- WHAT YOU SHOULD DO -
Extract the lines that hold the string "JSON".
## begin RECORDS FOR THE EXERCISE
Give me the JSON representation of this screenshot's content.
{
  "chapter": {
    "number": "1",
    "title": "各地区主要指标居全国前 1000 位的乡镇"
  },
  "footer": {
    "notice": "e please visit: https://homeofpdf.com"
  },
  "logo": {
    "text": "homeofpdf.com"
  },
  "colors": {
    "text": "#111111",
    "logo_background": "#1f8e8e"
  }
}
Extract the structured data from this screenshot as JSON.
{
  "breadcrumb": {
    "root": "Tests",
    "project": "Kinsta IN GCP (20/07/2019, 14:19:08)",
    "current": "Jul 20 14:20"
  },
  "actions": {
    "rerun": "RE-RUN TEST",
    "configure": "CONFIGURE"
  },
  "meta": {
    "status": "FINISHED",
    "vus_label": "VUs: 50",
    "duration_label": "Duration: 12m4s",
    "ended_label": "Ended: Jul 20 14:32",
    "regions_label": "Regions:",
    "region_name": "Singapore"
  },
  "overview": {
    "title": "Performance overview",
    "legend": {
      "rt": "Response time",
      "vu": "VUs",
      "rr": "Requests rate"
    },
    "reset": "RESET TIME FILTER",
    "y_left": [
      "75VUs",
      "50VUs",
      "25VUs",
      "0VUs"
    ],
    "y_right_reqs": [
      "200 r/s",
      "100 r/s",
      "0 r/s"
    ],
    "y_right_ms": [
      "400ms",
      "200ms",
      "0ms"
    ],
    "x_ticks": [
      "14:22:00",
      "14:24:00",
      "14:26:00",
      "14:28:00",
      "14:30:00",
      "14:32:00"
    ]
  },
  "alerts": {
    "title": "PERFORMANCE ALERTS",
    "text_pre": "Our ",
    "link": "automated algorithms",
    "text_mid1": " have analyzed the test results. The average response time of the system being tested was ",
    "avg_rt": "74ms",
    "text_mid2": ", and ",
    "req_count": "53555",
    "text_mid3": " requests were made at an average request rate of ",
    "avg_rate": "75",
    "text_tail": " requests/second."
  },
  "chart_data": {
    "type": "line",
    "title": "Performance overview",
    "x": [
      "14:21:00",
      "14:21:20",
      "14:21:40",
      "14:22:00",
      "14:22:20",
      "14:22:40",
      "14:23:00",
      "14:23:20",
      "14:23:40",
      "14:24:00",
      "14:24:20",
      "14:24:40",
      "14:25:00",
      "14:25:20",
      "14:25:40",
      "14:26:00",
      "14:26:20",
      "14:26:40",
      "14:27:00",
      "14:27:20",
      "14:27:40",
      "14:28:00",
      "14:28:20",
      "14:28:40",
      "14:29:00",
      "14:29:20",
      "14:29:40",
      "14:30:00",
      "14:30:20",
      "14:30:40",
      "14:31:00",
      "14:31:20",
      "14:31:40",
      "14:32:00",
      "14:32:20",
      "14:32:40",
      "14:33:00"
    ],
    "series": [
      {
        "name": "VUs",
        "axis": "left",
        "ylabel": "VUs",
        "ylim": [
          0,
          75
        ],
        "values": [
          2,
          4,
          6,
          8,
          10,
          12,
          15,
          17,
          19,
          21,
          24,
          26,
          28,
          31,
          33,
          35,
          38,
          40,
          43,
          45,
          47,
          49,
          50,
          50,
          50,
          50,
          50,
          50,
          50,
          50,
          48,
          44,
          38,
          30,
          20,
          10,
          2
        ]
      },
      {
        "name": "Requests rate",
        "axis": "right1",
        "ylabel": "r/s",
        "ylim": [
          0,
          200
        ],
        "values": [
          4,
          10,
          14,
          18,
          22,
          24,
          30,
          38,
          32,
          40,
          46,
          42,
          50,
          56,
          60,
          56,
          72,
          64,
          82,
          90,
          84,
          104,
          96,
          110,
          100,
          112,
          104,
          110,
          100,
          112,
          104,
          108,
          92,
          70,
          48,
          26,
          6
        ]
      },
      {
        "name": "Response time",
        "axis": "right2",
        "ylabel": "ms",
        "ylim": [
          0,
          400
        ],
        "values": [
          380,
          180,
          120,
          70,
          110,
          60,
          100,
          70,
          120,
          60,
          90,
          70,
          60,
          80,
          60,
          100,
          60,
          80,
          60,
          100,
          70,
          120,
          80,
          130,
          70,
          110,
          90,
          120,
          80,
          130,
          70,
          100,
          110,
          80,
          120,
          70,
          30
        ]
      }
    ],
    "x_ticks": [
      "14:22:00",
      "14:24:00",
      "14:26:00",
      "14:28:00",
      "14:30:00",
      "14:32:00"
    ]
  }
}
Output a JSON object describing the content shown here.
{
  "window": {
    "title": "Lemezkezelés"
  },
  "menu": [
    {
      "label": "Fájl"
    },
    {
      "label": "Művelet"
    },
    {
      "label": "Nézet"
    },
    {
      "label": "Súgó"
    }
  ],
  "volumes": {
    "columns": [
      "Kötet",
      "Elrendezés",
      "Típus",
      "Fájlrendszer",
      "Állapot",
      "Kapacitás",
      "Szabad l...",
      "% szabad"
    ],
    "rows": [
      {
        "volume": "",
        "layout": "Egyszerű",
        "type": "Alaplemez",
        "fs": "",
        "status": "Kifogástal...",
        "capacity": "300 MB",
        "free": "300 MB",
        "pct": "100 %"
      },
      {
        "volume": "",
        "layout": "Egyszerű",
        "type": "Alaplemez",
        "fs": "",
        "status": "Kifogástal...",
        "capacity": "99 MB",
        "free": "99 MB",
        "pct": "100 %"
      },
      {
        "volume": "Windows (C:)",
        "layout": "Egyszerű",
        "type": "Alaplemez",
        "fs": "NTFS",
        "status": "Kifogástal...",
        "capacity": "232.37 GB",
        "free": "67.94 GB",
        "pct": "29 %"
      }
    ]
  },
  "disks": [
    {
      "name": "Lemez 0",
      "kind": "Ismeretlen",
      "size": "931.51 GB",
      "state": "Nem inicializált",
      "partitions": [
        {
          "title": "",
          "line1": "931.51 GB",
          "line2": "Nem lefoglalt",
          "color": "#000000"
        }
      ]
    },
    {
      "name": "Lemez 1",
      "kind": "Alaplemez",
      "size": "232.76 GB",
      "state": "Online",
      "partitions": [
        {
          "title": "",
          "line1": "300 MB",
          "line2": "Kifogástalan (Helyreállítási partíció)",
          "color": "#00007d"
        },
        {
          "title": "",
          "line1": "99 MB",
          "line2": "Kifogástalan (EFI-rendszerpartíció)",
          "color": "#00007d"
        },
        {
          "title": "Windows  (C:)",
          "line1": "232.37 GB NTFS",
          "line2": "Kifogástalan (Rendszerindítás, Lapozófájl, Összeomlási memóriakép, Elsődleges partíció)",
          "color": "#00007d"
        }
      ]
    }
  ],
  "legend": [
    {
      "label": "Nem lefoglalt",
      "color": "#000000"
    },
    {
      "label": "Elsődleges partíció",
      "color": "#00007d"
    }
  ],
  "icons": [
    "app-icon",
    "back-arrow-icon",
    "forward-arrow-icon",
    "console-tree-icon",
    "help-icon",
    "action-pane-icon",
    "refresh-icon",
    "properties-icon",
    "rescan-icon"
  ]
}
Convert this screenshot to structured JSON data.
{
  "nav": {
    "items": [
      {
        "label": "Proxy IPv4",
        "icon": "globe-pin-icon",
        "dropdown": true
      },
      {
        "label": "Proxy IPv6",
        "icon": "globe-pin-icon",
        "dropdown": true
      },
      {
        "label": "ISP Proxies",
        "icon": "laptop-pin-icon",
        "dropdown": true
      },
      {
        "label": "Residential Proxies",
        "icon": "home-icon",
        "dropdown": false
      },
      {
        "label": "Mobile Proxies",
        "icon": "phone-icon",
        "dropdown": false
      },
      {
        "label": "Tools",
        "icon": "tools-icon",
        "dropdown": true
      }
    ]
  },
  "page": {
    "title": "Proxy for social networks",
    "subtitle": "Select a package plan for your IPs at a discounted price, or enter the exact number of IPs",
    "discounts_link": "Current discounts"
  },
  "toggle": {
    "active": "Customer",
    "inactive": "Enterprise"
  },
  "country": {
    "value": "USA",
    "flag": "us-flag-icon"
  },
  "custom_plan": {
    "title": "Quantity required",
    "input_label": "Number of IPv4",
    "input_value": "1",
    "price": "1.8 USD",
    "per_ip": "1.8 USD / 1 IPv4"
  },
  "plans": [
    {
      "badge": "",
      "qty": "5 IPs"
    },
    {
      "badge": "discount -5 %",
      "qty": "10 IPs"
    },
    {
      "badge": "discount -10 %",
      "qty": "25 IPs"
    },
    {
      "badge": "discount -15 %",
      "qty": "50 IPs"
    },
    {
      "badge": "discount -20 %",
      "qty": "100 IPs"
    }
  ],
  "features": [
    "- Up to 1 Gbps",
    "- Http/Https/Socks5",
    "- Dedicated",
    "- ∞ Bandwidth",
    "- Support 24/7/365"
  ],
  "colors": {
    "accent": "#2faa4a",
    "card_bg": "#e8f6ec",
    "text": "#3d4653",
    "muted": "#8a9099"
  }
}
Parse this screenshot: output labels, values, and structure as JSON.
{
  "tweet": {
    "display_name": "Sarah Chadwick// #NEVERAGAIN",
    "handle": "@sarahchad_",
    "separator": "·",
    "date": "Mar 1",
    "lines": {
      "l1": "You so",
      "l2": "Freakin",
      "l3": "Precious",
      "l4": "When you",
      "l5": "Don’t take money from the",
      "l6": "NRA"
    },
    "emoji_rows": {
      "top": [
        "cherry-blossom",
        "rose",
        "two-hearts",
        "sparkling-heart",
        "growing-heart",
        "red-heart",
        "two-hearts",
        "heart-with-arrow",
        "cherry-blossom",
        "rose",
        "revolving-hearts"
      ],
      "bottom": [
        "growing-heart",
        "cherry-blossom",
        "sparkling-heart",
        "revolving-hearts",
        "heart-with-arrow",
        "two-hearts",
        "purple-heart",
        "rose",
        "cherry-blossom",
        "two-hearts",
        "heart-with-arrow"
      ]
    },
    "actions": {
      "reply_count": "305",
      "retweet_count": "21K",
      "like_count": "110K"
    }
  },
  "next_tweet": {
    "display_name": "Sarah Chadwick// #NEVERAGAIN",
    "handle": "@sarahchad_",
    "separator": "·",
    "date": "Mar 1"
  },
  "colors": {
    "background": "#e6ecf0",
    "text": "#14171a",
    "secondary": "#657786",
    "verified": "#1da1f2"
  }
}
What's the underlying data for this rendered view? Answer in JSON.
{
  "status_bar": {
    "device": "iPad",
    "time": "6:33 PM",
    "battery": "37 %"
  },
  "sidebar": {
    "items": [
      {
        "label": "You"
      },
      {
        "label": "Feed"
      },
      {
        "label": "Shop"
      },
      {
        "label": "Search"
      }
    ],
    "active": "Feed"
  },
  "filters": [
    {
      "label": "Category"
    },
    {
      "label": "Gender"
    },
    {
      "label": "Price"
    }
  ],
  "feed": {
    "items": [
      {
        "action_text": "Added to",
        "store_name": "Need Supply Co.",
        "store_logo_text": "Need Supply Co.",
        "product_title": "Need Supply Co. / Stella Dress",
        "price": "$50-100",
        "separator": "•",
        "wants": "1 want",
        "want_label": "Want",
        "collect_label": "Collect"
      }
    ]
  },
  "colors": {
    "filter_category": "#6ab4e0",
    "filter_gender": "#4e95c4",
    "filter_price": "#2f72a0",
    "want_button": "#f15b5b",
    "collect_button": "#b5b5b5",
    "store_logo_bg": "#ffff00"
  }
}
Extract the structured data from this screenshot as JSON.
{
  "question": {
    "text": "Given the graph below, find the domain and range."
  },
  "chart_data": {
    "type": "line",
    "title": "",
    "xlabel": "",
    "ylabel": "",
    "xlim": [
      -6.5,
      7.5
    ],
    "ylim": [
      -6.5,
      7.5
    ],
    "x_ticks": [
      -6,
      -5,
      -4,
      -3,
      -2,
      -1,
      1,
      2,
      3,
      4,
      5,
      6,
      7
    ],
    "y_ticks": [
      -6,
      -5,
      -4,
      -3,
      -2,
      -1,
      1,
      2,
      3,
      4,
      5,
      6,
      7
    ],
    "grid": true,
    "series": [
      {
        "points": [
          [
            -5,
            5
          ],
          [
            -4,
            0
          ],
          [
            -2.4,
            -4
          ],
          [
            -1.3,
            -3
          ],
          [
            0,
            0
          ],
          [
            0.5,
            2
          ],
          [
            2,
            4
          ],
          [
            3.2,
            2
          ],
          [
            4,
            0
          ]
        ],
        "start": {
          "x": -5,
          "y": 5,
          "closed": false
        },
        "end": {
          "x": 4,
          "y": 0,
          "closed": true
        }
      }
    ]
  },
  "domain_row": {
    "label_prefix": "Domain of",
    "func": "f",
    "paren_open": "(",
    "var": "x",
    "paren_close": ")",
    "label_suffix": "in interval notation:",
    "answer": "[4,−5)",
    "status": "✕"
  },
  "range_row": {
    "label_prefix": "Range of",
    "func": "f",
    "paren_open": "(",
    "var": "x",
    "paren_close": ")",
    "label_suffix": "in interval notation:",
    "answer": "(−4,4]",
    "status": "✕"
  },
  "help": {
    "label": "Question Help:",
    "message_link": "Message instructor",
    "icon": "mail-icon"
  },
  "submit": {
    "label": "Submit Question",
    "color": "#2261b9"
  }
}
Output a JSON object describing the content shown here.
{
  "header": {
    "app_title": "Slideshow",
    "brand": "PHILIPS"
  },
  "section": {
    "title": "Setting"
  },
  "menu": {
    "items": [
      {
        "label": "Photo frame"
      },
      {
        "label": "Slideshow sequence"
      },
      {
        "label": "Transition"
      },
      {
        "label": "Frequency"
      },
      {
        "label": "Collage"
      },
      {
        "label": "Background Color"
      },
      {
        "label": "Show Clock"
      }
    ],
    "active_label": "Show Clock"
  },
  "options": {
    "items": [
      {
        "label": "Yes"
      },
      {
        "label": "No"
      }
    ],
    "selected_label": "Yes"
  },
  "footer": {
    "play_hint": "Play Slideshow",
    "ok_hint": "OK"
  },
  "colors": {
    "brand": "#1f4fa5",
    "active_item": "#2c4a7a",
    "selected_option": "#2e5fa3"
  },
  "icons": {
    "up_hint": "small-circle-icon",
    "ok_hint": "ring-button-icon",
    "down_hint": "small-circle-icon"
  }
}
## end RECORDS FOR THE EXERCISE
- THE RESPONSE -
Give me the JSON representation of this screenshot's content.
Extract the structured data from this screenshot as JSON.
Output a JSON object describing the content shown here.
Convert this screenshot to structured JSON data.
Parse this screenshot: output labels, values, and structure as JSON.
What's the underlying data for this rendered view? Answer in JSON.
Extract the structured data from this screenshot as JSON.
Output a JSON object describing the content shown here.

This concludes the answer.